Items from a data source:

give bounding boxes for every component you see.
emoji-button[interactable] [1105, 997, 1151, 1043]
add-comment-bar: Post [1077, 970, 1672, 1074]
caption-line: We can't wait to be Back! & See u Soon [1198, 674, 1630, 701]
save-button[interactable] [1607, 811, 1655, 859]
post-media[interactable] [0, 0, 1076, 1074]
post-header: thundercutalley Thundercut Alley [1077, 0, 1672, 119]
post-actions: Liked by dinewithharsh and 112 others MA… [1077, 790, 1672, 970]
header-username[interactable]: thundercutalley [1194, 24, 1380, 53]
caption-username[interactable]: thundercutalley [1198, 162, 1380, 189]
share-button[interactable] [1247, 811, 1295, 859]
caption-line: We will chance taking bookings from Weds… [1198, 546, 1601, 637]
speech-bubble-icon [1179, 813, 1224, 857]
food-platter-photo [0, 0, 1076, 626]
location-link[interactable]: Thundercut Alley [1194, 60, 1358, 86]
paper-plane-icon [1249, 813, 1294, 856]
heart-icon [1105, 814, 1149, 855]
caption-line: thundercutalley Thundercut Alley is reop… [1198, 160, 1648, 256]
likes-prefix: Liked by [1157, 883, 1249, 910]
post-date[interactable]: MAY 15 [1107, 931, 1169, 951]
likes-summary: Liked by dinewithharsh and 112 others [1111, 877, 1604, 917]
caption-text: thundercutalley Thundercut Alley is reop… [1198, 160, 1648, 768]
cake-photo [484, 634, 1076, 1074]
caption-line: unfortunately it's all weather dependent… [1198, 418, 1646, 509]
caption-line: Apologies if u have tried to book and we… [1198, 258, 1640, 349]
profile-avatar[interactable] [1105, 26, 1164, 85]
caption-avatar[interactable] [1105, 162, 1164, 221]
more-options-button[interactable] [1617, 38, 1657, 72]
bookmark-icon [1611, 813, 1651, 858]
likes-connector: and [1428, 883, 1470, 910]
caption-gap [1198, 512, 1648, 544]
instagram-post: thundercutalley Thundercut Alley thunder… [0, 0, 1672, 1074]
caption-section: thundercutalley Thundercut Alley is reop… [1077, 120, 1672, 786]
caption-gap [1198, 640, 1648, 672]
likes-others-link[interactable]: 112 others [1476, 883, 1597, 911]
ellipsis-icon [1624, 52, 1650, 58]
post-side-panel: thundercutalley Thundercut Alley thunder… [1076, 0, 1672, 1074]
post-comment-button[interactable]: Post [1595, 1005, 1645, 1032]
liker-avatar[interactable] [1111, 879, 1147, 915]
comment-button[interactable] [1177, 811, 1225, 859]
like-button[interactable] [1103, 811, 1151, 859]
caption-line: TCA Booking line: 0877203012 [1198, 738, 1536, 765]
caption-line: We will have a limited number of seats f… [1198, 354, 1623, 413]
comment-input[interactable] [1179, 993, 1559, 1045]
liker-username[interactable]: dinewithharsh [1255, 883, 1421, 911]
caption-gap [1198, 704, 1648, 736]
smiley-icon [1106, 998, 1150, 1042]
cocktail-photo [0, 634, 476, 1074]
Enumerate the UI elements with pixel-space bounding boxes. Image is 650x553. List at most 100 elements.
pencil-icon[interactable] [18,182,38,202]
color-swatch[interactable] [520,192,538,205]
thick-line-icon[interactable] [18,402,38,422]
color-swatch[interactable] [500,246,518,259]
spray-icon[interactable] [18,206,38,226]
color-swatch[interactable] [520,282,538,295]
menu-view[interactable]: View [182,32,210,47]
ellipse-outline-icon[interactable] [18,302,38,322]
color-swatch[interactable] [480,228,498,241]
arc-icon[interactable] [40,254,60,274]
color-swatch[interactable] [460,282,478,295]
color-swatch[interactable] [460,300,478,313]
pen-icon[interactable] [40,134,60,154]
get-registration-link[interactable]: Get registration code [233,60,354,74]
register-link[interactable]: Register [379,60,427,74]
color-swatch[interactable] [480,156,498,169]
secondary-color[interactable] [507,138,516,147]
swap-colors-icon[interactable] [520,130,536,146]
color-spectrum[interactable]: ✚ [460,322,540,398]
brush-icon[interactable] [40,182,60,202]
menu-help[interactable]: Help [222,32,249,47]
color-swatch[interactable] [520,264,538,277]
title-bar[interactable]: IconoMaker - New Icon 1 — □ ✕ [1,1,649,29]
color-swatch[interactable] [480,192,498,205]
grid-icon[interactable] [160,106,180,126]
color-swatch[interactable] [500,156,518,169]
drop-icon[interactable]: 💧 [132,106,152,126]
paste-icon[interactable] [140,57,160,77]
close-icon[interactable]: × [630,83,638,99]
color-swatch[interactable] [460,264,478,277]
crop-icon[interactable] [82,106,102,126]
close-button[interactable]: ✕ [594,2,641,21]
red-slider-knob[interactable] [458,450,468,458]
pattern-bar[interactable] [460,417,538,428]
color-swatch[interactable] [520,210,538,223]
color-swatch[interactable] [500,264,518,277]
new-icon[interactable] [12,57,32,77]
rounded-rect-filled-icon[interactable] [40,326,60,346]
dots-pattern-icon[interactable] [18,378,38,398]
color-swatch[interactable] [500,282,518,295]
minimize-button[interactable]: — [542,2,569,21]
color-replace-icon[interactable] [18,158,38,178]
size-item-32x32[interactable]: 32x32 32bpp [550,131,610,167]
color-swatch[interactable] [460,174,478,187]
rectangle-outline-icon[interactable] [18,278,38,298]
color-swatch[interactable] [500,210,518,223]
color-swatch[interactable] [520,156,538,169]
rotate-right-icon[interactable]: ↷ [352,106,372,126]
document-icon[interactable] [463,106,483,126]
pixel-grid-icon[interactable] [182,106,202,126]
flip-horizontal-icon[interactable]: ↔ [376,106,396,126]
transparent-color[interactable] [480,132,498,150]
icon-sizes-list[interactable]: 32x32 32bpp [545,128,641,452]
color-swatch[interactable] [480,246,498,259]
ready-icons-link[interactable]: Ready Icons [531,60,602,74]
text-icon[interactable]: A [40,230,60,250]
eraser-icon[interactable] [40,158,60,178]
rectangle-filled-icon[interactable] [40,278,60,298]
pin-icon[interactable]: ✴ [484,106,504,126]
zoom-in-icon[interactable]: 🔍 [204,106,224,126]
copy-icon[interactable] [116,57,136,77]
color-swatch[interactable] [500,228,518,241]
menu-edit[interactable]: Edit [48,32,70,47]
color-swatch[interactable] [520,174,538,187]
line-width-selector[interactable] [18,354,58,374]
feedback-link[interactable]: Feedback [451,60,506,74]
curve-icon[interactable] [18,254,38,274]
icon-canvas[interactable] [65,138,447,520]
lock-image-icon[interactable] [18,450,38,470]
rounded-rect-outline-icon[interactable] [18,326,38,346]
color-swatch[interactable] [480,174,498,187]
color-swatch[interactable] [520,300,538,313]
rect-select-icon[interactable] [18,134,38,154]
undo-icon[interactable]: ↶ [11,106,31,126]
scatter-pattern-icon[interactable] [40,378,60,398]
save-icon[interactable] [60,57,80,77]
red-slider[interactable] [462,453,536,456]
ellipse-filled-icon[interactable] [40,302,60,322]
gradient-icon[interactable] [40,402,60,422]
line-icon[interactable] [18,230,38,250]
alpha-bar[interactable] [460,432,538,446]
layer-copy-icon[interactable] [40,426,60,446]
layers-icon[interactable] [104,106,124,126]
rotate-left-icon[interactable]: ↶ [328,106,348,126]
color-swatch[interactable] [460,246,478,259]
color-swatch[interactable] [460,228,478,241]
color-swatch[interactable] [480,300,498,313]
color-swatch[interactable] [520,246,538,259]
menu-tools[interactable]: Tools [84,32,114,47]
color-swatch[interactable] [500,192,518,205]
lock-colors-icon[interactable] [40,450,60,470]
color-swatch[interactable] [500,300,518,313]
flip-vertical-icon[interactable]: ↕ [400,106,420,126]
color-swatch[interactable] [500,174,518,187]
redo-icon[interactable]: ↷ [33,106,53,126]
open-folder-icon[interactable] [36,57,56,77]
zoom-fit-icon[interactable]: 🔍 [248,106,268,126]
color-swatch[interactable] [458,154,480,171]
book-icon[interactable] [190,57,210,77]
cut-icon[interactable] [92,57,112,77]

- [Goal]
Set out the material from its first line up to and including the line with "cake-photo [484, 634, 1076, 1074]" as a Markdown table with the columns No. and Line, leaving out any blank lines.

- [Exercise solution]
| No. | Line |
|---|---|
| 1 | give bounding boxes for every component you see. |
| 2 | emoji-button[interactable] [1105, 997, 1151, 1043] |
| 3 | add-comment-bar: Post [1077, 970, 1672, 1074] |
| 4 | caption-line: We can't wait to be Back! & See u Soon [1198, 674, 1630, 701] |
| 5 | save-button[interactable] [1607, 811, 1655, 859] |
| 6 | post-media[interactable] [0, 0, 1076, 1074] |
| 7 | post-header: thundercutalley Thundercut Alley [1077, 0, 1672, 119] |
| 8 | post-actions: Liked by dinewithharsh and 112 others MA… [1077, 790, 1672, 970] |
| 9 | header-username[interactable]: thundercutalley [1194, 24, 1380, 53] |
| 10 | caption-username[interactable]: thundercutalley [1198, 162, 1380, 189] |
| 11 | share-button[interactable] [1247, 811, 1295, 859] |
| 12 | caption-line: We will chance taking bookings from Weds… [1198, 546, 1601, 637] |
| 13 | speech-bubble-icon [1179, 813, 1224, 857] |
| 14 | food-platter-photo [0, 0, 1076, 626] |
| 15 | location-link[interactable]: Thundercut Alley [1194, 60, 1358, 86] |
| 16 | paper-plane-icon [1249, 813, 1294, 856] |
| 17 | heart-icon [1105, 814, 1149, 855] |
| 18 | caption-line: thundercutalley Thundercut Alley is reop… [1198, 160, 1648, 256] |
| 19 | likes-prefix: Liked by [1157, 883, 1249, 910] |
| 20 | post-date[interactable]: MAY 15 [1107, 931, 1169, 951] |
| 21 | likes-summary: Liked by dinewithharsh and 112 others [1111, 877, 1604, 917] |
| 22 | caption-text: thundercutalley Thundercut Alley is reop… [1198, 160, 1648, 768] |
| 23 | cake-photo [484, 634, 1076, 1074] |